### To be done
Print the following lines exactly as they appear, covering all the records, but leave the pictures out of your answer.

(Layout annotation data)
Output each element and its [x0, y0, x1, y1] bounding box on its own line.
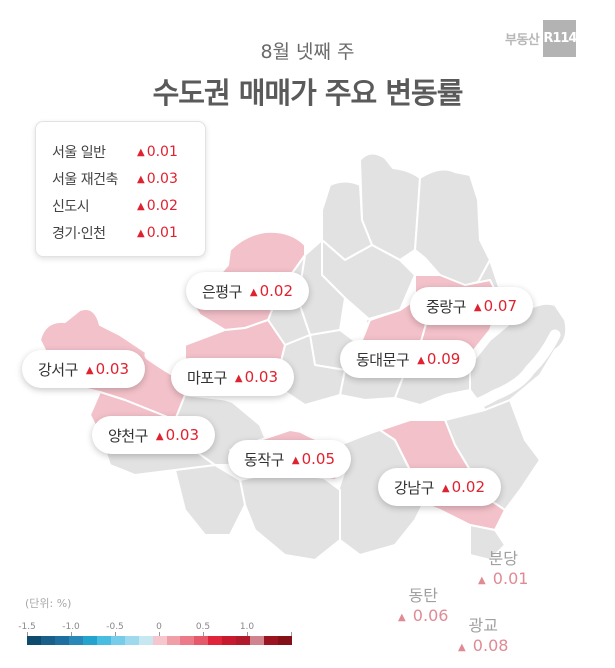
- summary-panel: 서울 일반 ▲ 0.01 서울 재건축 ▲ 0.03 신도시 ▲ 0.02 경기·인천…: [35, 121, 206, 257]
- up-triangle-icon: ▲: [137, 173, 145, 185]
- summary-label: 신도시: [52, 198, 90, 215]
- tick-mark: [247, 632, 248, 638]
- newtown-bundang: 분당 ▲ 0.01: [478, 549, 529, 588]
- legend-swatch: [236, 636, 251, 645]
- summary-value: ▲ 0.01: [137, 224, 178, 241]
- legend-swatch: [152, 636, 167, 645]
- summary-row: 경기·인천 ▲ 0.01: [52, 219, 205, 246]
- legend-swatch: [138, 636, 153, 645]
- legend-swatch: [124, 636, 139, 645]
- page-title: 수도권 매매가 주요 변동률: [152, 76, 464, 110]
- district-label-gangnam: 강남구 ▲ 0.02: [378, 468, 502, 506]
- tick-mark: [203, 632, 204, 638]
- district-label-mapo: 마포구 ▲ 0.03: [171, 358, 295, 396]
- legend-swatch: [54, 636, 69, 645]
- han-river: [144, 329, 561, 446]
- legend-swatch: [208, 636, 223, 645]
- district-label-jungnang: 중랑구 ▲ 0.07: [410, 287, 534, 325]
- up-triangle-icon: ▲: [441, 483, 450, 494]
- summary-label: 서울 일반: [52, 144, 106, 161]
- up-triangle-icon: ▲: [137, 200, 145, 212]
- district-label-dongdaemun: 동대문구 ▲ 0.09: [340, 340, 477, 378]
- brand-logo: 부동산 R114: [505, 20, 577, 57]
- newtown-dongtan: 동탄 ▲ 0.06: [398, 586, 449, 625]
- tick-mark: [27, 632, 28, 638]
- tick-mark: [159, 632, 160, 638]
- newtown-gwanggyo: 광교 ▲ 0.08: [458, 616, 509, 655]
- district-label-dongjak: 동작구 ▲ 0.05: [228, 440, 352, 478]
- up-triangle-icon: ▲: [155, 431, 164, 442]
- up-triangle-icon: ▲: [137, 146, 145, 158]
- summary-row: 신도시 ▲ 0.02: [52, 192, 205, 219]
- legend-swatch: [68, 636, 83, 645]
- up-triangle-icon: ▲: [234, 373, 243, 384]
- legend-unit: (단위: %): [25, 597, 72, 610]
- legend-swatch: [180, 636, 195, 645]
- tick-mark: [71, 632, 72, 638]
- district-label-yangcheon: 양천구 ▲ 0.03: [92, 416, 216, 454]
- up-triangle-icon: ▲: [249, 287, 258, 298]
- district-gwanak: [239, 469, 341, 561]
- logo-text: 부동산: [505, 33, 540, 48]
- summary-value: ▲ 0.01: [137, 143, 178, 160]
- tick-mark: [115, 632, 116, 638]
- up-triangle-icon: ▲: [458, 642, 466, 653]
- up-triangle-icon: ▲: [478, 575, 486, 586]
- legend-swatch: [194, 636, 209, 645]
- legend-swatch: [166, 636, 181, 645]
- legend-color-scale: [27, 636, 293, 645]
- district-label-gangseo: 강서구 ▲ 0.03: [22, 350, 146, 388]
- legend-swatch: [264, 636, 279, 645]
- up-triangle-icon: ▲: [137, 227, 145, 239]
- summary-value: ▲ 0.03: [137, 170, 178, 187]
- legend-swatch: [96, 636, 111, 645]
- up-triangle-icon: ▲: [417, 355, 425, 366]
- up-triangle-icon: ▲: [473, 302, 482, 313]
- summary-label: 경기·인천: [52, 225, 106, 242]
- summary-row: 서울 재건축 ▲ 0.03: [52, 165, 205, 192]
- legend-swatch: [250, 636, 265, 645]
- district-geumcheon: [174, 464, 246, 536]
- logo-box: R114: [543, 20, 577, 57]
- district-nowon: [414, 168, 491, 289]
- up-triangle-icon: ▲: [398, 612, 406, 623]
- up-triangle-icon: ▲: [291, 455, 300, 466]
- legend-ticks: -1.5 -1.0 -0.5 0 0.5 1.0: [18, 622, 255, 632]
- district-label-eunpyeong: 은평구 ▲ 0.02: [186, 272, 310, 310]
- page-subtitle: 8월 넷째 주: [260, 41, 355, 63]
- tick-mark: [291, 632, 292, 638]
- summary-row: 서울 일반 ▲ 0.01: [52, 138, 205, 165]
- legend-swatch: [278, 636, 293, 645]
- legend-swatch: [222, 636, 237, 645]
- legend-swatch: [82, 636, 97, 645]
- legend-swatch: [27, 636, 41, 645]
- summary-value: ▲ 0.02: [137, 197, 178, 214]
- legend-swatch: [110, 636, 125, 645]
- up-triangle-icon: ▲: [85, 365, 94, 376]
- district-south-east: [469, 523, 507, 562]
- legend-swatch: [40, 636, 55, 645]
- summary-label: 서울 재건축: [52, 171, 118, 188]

### Output for this task
Output each element and its [x0, y0, x1, y1] bounding box on its own line.
- summary-panel: 서울 일반 ▲ 0.01 서울 재건축 ▲ 0.03 신도시 ▲ 0.02 경기·인천…: [35, 121, 206, 257]
- up-triangle-icon: ▲: [137, 173, 145, 185]
- summary-label: 신도시: [52, 198, 90, 215]
- tick-mark: [247, 632, 248, 638]
- newtown-bundang: 분당 ▲ 0.01: [478, 549, 529, 588]
- legend-swatch: [236, 636, 251, 645]
- summary-value: ▲ 0.01: [137, 224, 178, 241]
- legend-swatch: [152, 636, 167, 645]
- summary-row: 경기·인천 ▲ 0.01: [52, 219, 205, 246]
- legend-swatch: [138, 636, 153, 645]
- legend-swatch: [124, 636, 139, 645]
- page-title: 수도권 매매가 주요 변동률: [152, 76, 464, 110]
- district-label-gangnam: 강남구 ▲ 0.02: [378, 468, 502, 506]
- tick-mark: [203, 632, 204, 638]
- district-label-mapo: 마포구 ▲ 0.03: [171, 358, 295, 396]
- legend-swatch: [54, 636, 69, 645]
- han-river: [144, 329, 561, 446]
- legend-swatch: [208, 636, 223, 645]
- district-label-jungnang: 중랑구 ▲ 0.07: [410, 287, 534, 325]
- up-triangle-icon: ▲: [441, 483, 450, 494]
- summary-label: 서울 일반: [52, 144, 106, 161]
- up-triangle-icon: ▲: [137, 200, 145, 212]
- district-label-dongdaemun: 동대문구 ▲ 0.09: [340, 340, 477, 378]
- brand-logo: 부동산 R114: [505, 20, 577, 57]
- newtown-dongtan: 동탄 ▲ 0.06: [398, 586, 449, 625]
- tick-mark: [27, 632, 28, 638]
- tick-mark: [159, 632, 160, 638]
- newtown-gwanggyo: 광교 ▲ 0.08: [458, 616, 509, 655]
- district-label-dongjak: 동작구 ▲ 0.05: [228, 440, 352, 478]
- up-triangle-icon: ▲: [155, 431, 164, 442]
- up-triangle-icon: ▲: [137, 146, 145, 158]
- summary-row: 신도시 ▲ 0.02: [52, 192, 205, 219]
- legend-swatch: [68, 636, 83, 645]
- up-triangle-icon: ▲: [234, 373, 243, 384]
- legend-unit: (단위: %): [25, 597, 72, 610]
- legend-swatch: [180, 636, 195, 645]
- tick-mark: [71, 632, 72, 638]
- district-label-yangcheon: 양천구 ▲ 0.03: [92, 416, 216, 454]
- up-triangle-icon: ▲: [249, 287, 258, 298]
- district-gwanak: [239, 469, 341, 561]
- logo-text: 부동산: [505, 33, 540, 48]
- summary-value: ▲ 0.01: [137, 143, 178, 160]
- tick-mark: [115, 632, 116, 638]
- up-triangle-icon: ▲: [458, 642, 466, 653]
- up-triangle-icon: ▲: [478, 575, 486, 586]
- legend-swatch: [194, 636, 209, 645]
- legend-swatch: [166, 636, 181, 645]
- legend-color-scale: [27, 636, 293, 645]
- district-label-gangseo: 강서구 ▲ 0.03: [22, 350, 146, 388]
- legend-swatch: [264, 636, 279, 645]
- up-triangle-icon: ▲: [137, 227, 145, 239]
- summary-value: ▲ 0.03: [137, 170, 178, 187]
- legend-swatch: [96, 636, 111, 645]
- up-triangle-icon: ▲: [417, 355, 425, 366]
- up-triangle-icon: ▲: [473, 302, 482, 313]
- summary-label: 경기·인천: [52, 225, 106, 242]
- summary-row: 서울 재건축 ▲ 0.03: [52, 165, 205, 192]
- legend-swatch: [250, 636, 265, 645]
- district-geumcheon: [174, 464, 246, 536]
- logo-box: R114: [543, 20, 577, 57]
- district-nowon: [414, 168, 491, 289]
- up-triangle-icon: ▲: [398, 612, 406, 623]
- up-triangle-icon: ▲: [291, 455, 300, 466]
- legend-ticks: -1.5 -1.0 -0.5 0 0.5 1.0: [18, 622, 255, 632]
- district-label-eunpyeong: 은평구 ▲ 0.02: [186, 272, 310, 310]
- page-subtitle: 8월 넷째 주: [260, 41, 355, 63]
- tick-mark: [291, 632, 292, 638]
- summary-row: 서울 일반 ▲ 0.01: [52, 138, 205, 165]
- legend-swatch: [278, 636, 293, 645]
- legend-swatch: [222, 636, 237, 645]
- legend-swatch: [82, 636, 97, 645]
- legend-swatch: [27, 636, 41, 645]
- summary-value: ▲ 0.02: [137, 197, 178, 214]
- legend-swatch: [110, 636, 125, 645]
- up-triangle-icon: ▲: [85, 365, 94, 376]
- district-south-east: [469, 523, 507, 562]
- legend-swatch: [40, 636, 55, 645]
- summary-label: 서울 재건축: [52, 171, 118, 188]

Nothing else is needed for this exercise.